#### Task statement:
Transcribe the records that follow exactly. Skip the pictures.

#### Dataset records:
* * * * *

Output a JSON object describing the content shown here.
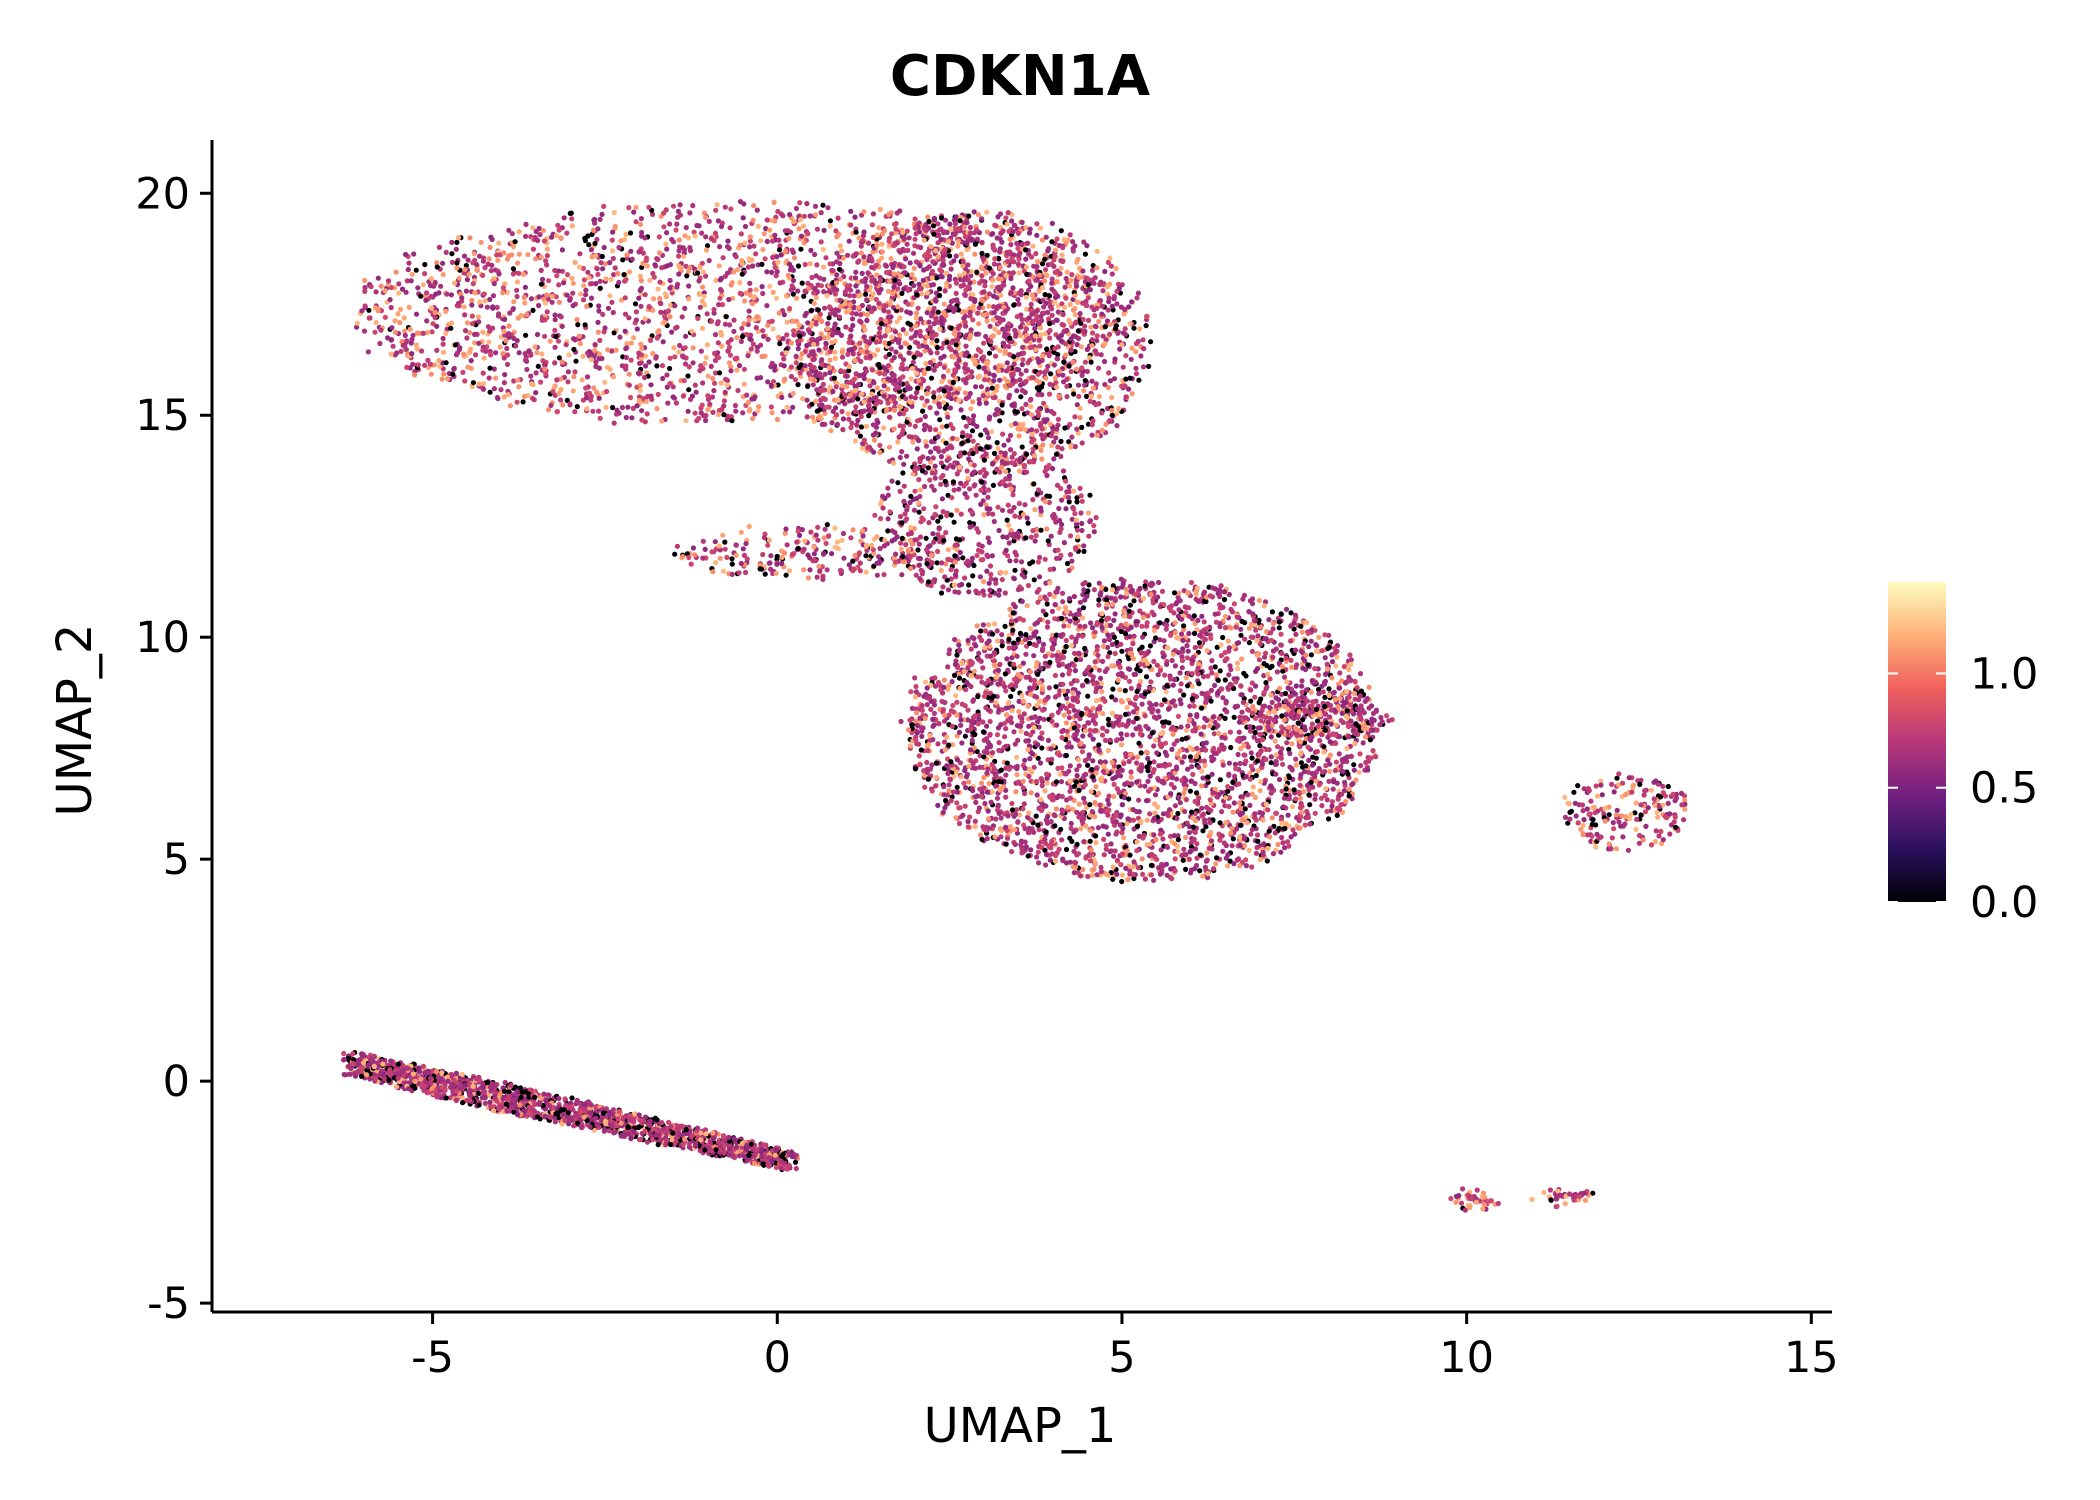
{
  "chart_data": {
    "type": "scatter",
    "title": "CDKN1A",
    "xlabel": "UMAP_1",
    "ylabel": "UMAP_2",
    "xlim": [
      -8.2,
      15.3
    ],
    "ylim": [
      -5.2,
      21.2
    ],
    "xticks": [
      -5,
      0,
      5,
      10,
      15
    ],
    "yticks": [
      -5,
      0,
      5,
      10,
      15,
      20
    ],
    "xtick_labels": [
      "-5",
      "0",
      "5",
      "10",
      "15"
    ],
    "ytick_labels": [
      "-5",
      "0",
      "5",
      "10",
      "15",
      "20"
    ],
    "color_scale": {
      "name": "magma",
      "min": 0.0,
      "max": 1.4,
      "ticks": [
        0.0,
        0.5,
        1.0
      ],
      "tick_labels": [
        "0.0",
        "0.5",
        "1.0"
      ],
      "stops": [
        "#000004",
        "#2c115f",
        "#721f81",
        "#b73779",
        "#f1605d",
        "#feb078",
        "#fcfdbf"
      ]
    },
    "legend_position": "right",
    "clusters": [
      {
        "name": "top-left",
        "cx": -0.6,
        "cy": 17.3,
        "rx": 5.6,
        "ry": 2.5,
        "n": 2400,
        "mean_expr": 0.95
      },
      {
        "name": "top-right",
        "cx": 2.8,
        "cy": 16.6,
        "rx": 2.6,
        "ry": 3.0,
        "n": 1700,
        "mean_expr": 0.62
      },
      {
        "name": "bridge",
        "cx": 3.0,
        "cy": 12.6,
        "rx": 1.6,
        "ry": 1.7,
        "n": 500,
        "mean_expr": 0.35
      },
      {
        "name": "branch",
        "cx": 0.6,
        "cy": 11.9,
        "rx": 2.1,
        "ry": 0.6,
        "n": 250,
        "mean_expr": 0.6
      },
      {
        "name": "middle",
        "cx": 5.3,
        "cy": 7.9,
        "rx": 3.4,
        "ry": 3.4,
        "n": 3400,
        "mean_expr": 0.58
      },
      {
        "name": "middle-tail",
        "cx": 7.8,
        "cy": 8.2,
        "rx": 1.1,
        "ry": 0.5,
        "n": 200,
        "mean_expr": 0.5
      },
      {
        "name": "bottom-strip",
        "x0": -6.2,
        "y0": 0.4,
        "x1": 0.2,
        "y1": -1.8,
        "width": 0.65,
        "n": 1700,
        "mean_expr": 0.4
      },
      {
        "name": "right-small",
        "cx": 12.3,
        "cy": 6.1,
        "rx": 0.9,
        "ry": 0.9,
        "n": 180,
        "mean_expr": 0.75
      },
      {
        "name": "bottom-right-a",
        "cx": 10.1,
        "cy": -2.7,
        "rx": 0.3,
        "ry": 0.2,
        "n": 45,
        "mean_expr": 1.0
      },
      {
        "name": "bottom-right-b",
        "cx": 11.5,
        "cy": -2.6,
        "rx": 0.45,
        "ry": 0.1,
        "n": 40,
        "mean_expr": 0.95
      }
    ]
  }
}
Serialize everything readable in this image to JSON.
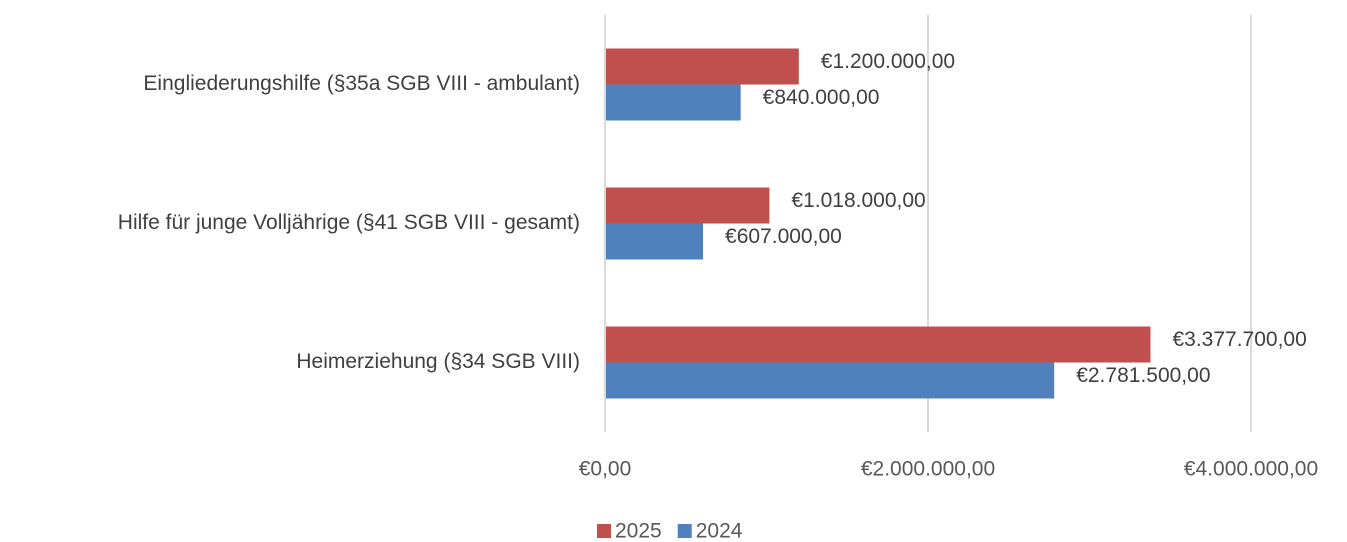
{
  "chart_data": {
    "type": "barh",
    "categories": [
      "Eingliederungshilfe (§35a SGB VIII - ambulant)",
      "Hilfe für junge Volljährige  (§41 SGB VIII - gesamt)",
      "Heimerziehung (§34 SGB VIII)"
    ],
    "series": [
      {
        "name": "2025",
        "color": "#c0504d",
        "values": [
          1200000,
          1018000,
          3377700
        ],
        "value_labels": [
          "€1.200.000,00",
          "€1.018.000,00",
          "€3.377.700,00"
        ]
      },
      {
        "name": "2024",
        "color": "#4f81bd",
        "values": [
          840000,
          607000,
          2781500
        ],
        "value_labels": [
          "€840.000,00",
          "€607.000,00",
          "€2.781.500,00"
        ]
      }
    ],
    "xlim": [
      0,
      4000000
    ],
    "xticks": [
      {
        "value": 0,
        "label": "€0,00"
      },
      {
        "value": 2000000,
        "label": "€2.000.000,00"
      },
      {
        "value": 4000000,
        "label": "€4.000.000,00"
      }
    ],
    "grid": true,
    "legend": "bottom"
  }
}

* * * * *

#### The reply:
Output a JSON object describing the content shown here.
{
  "chart_data": {
    "type": "scatter",
    "title": "CDKN1A",
    "xlabel": "UMAP_1",
    "ylabel": "UMAP_2",
    "xlim": [
      -8.2,
      15.3
    ],
    "ylim": [
      -5.2,
      21.2
    ],
    "xticks": [
      -5,
      0,
      5,
      10,
      15
    ],
    "yticks": [
      -5,
      0,
      5,
      10,
      15,
      20
    ],
    "xtick_labels": [
      "-5",
      "0",
      "5",
      "10",
      "15"
    ],
    "ytick_labels": [
      "-5",
      "0",
      "5",
      "10",
      "15",
      "20"
    ],
    "color_scale": {
      "name": "magma",
      "min": 0.0,
      "max": 1.4,
      "ticks": [
        0.0,
        0.5,
        1.0
      ],
      "tick_labels": [
        "0.0",
        "0.5",
        "1.0"
      ],
      "stops": [
        "#000004",
        "#2c115f",
        "#721f81",
        "#b73779",
        "#f1605d",
        "#feb078",
        "#fcfdbf"
      ]
    },
    "legend_position": "right",
    "clusters": [
      {
        "name": "top-left",
        "cx": -0.6,
        "cy": 17.3,
        "rx": 5.6,
        "ry": 2.5,
        "n": 2400,
        "mean_expr": 0.95
      },
      {
        "name": "top-right",
        "cx": 2.8,
        "cy": 16.6,
        "rx": 2.6,
        "ry": 3.0,
        "n": 1700,
        "mean_expr": 0.62
      },
      {
        "name": "bridge",
        "cx": 3.0,
        "cy": 12.6,
        "rx": 1.6,
        "ry": 1.7,
        "n": 500,
        "mean_expr": 0.35
      },
      {
        "name": "branch",
        "cx": 0.6,
        "cy": 11.9,
        "rx": 2.1,
        "ry": 0.6,
        "n": 250,
        "mean_expr": 0.6
      },
      {
        "name": "middle",
        "cx": 5.3,
        "cy": 7.9,
        "rx": 3.4,
        "ry": 3.4,
        "n": 3400,
        "mean_expr": 0.58
      },
      {
        "name": "middle-tail",
        "cx": 7.8,
        "cy": 8.2,
        "rx": 1.1,
        "ry": 0.5,
        "n": 200,
        "mean_expr": 0.5
      },
      {
        "name": "bottom-strip",
        "x0": -6.2,
        "y0": 0.4,
        "x1": 0.2,
        "y1": -1.8,
        "width": 0.65,
        "n": 1700,
        "mean_expr": 0.4
      },
      {
        "name": "right-small",
        "cx": 12.3,
        "cy": 6.1,
        "rx": 0.9,
        "ry": 0.9,
        "n": 180,
        "mean_expr": 0.75
      },
      {
        "name": "bottom-right-a",
        "cx": 10.1,
        "cy": -2.7,
        "rx": 0.3,
        "ry": 0.2,
        "n": 45,
        "mean_expr": 1.0
      },
      {
        "name": "bottom-right-b",
        "cx": 11.5,
        "cy": -2.6,
        "rx": 0.45,
        "ry": 0.1,
        "n": 40,
        "mean_expr": 0.95
      }
    ]
  }
}
Serialize everything readable in this image to JSON.
{
  "chart_data": {
    "type": "barh",
    "categories": [
      "Eingliederungshilfe (§35a SGB VIII - ambulant)",
      "Hilfe für junge Volljährige  (§41 SGB VIII - gesamt)",
      "Heimerziehung (§34 SGB VIII)"
    ],
    "series": [
      {
        "name": "2025",
        "color": "#c0504d",
        "values": [
          1200000,
          1018000,
          3377700
        ],
        "value_labels": [
          "€1.200.000,00",
          "€1.018.000,00",
          "€3.377.700,00"
        ]
      },
      {
        "name": "2024",
        "color": "#4f81bd",
        "values": [
          840000,
          607000,
          2781500
        ],
        "value_labels": [
          "€840.000,00",
          "€607.000,00",
          "€2.781.500,00"
        ]
      }
    ],
    "xlim": [
      0,
      4000000
    ],
    "xticks": [
      {
        "value": 0,
        "label": "€0,00"
      },
      {
        "value": 2000000,
        "label": "€2.000.000,00"
      },
      {
        "value": 4000000,
        "label": "€4.000.000,00"
      }
    ],
    "grid": true,
    "legend": "bottom"
  }
}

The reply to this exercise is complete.